▶ **Given records**
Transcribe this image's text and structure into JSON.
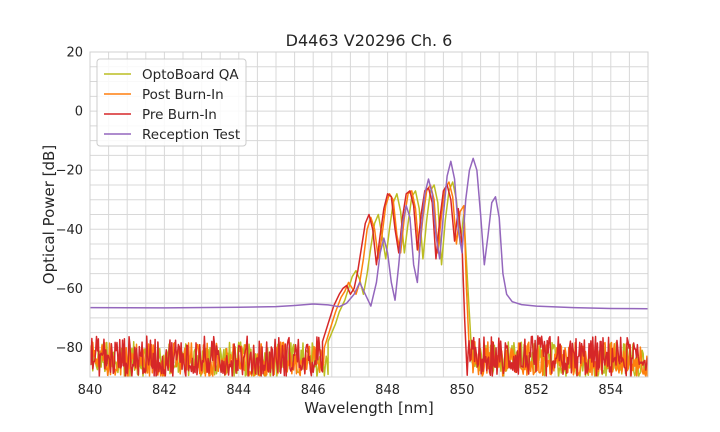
{
  "chart_data": {
    "type": "line",
    "title": "D4463 V20296 Ch. 6",
    "xlabel": "Wavelength [nm]",
    "ylabel": "Optical Power [dB]",
    "xlim": [
      840,
      855
    ],
    "ylim": [
      -90,
      20
    ],
    "xticks": [
      840,
      842,
      844,
      846,
      848,
      850,
      852,
      854
    ],
    "yticks": [
      20,
      0,
      -20,
      -40,
      -60,
      -80
    ],
    "ytick_labels": [
      "20",
      "0",
      "−20",
      "−40",
      "−60",
      "−80"
    ],
    "grid": true,
    "legend_position": "top-left",
    "series": [
      {
        "name": "OptoBoard QA",
        "color": "#bcbd22",
        "noise_floor": {
          "x_ranges": [
            [
              840,
              846.7
            ],
            [
              850.2,
              855
            ]
          ],
          "min": -90,
          "max": -78
        },
        "points": [
          [
            846.4,
            -78
          ],
          [
            846.6,
            -72
          ],
          [
            846.7,
            -68
          ],
          [
            846.85,
            -64
          ],
          [
            846.95,
            -60
          ],
          [
            847.05,
            -56
          ],
          [
            847.15,
            -54
          ],
          [
            847.25,
            -57
          ],
          [
            847.35,
            -62
          ],
          [
            847.45,
            -55
          ],
          [
            847.55,
            -46
          ],
          [
            847.65,
            -38
          ],
          [
            847.75,
            -35
          ],
          [
            847.85,
            -42
          ],
          [
            847.95,
            -50
          ],
          [
            848.05,
            -40
          ],
          [
            848.15,
            -31
          ],
          [
            848.25,
            -28
          ],
          [
            848.35,
            -34
          ],
          [
            848.45,
            -48
          ],
          [
            848.55,
            -38
          ],
          [
            848.65,
            -29
          ],
          [
            848.75,
            -27
          ],
          [
            848.85,
            -33
          ],
          [
            848.95,
            -50
          ],
          [
            849.05,
            -37
          ],
          [
            849.15,
            -27
          ],
          [
            849.25,
            -25
          ],
          [
            849.35,
            -31
          ],
          [
            849.45,
            -52
          ],
          [
            849.55,
            -37
          ],
          [
            849.65,
            -27
          ],
          [
            849.75,
            -24
          ],
          [
            849.85,
            -30
          ],
          [
            849.95,
            -45
          ],
          [
            850.05,
            -35
          ],
          [
            850.15,
            -58
          ],
          [
            850.25,
            -80
          ]
        ]
      },
      {
        "name": "Post Burn-In",
        "color": "#ff7f0e",
        "noise_floor": {
          "x_ranges": [
            [
              840,
              846.6
            ],
            [
              850.1,
              855
            ]
          ],
          "min": -90,
          "max": -78
        },
        "points": [
          [
            846.3,
            -80
          ],
          [
            846.45,
            -74
          ],
          [
            846.6,
            -68
          ],
          [
            846.75,
            -63
          ],
          [
            846.85,
            -61
          ],
          [
            846.95,
            -58
          ],
          [
            847.05,
            -60
          ],
          [
            847.15,
            -62
          ],
          [
            847.25,
            -58
          ],
          [
            847.35,
            -50
          ],
          [
            847.45,
            -40
          ],
          [
            847.55,
            -36
          ],
          [
            847.65,
            -40
          ],
          [
            847.75,
            -50
          ],
          [
            847.85,
            -42
          ],
          [
            847.95,
            -32
          ],
          [
            848.05,
            -28
          ],
          [
            848.15,
            -30
          ],
          [
            848.25,
            -42
          ],
          [
            848.35,
            -48
          ],
          [
            848.45,
            -36
          ],
          [
            848.55,
            -28
          ],
          [
            848.65,
            -27
          ],
          [
            848.75,
            -33
          ],
          [
            848.85,
            -48
          ],
          [
            848.95,
            -36
          ],
          [
            849.05,
            -27
          ],
          [
            849.15,
            -25
          ],
          [
            849.25,
            -30
          ],
          [
            849.35,
            -48
          ],
          [
            849.45,
            -35
          ],
          [
            849.55,
            -26
          ],
          [
            849.65,
            -24
          ],
          [
            849.75,
            -29
          ],
          [
            849.85,
            -45
          ],
          [
            849.95,
            -34
          ],
          [
            850.05,
            -32
          ],
          [
            850.12,
            -60
          ],
          [
            850.2,
            -82
          ]
        ]
      },
      {
        "name": "Pre Burn-In",
        "color": "#d62728",
        "noise_floor": {
          "x_ranges": [
            [
              840,
              846.5
            ],
            [
              850.0,
              855
            ]
          ],
          "min": -90,
          "max": -76
        },
        "points": [
          [
            846.25,
            -78
          ],
          [
            846.4,
            -72
          ],
          [
            846.55,
            -66
          ],
          [
            846.7,
            -62
          ],
          [
            846.8,
            -60
          ],
          [
            846.9,
            -59
          ],
          [
            847.0,
            -62
          ],
          [
            847.1,
            -60
          ],
          [
            847.2,
            -54
          ],
          [
            847.3,
            -46
          ],
          [
            847.4,
            -38
          ],
          [
            847.5,
            -35
          ],
          [
            847.6,
            -40
          ],
          [
            847.7,
            -52
          ],
          [
            847.8,
            -42
          ],
          [
            847.9,
            -33
          ],
          [
            848.0,
            -28
          ],
          [
            848.1,
            -29
          ],
          [
            848.2,
            -40
          ],
          [
            848.3,
            -48
          ],
          [
            848.4,
            -36
          ],
          [
            848.5,
            -28
          ],
          [
            848.6,
            -27
          ],
          [
            848.7,
            -32
          ],
          [
            848.8,
            -47
          ],
          [
            848.9,
            -35
          ],
          [
            849.0,
            -27
          ],
          [
            849.1,
            -26
          ],
          [
            849.2,
            -31
          ],
          [
            849.3,
            -50
          ],
          [
            849.4,
            -37
          ],
          [
            849.5,
            -27
          ],
          [
            849.6,
            -25
          ],
          [
            849.7,
            -30
          ],
          [
            849.8,
            -44
          ],
          [
            849.9,
            -33
          ],
          [
            850.0,
            -45
          ],
          [
            850.07,
            -70
          ],
          [
            850.12,
            -84
          ]
        ]
      },
      {
        "name": "Reception Test",
        "color": "#9467bd",
        "points": [
          [
            840,
            -66.5
          ],
          [
            842,
            -66.6
          ],
          [
            844,
            -66.4
          ],
          [
            845,
            -66.2
          ],
          [
            845.5,
            -65.8
          ],
          [
            846,
            -65.3
          ],
          [
            846.4,
            -65.6
          ],
          [
            846.7,
            -66.2
          ],
          [
            846.9,
            -65
          ],
          [
            847.1,
            -62
          ],
          [
            847.25,
            -58
          ],
          [
            847.4,
            -62
          ],
          [
            847.55,
            -66
          ],
          [
            847.7,
            -58
          ],
          [
            847.8,
            -48
          ],
          [
            847.9,
            -43
          ],
          [
            848.0,
            -48
          ],
          [
            848.1,
            -58
          ],
          [
            848.2,
            -64
          ],
          [
            848.3,
            -52
          ],
          [
            848.4,
            -38
          ],
          [
            848.5,
            -32
          ],
          [
            848.6,
            -36
          ],
          [
            848.7,
            -52
          ],
          [
            848.8,
            -58
          ],
          [
            848.9,
            -40
          ],
          [
            849.0,
            -28
          ],
          [
            849.1,
            -23
          ],
          [
            849.2,
            -28
          ],
          [
            849.3,
            -42
          ],
          [
            849.4,
            -50
          ],
          [
            849.5,
            -35
          ],
          [
            849.6,
            -22
          ],
          [
            849.7,
            -17
          ],
          [
            849.8,
            -23
          ],
          [
            849.9,
            -40
          ],
          [
            850.0,
            -48
          ],
          [
            850.1,
            -30
          ],
          [
            850.2,
            -20
          ],
          [
            850.3,
            -16
          ],
          [
            850.4,
            -20
          ],
          [
            850.5,
            -35
          ],
          [
            850.6,
            -52
          ],
          [
            850.7,
            -42
          ],
          [
            850.8,
            -31
          ],
          [
            850.9,
            -29
          ],
          [
            851.0,
            -36
          ],
          [
            851.1,
            -55
          ],
          [
            851.2,
            -62
          ],
          [
            851.35,
            -64.5
          ],
          [
            851.6,
            -65.5
          ],
          [
            852,
            -66
          ],
          [
            853,
            -66.5
          ],
          [
            854,
            -66.8
          ],
          [
            855,
            -66.9
          ]
        ]
      }
    ]
  }
}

▶ **Your goal**
Look through the data above. Copy every line with the string "name" in it.

▶ **Correct response**
        "name": "OptoBoard QA",
        "name": "Post Burn-In",
        "name": "Pre Burn-In",
        "name": "Reception Test",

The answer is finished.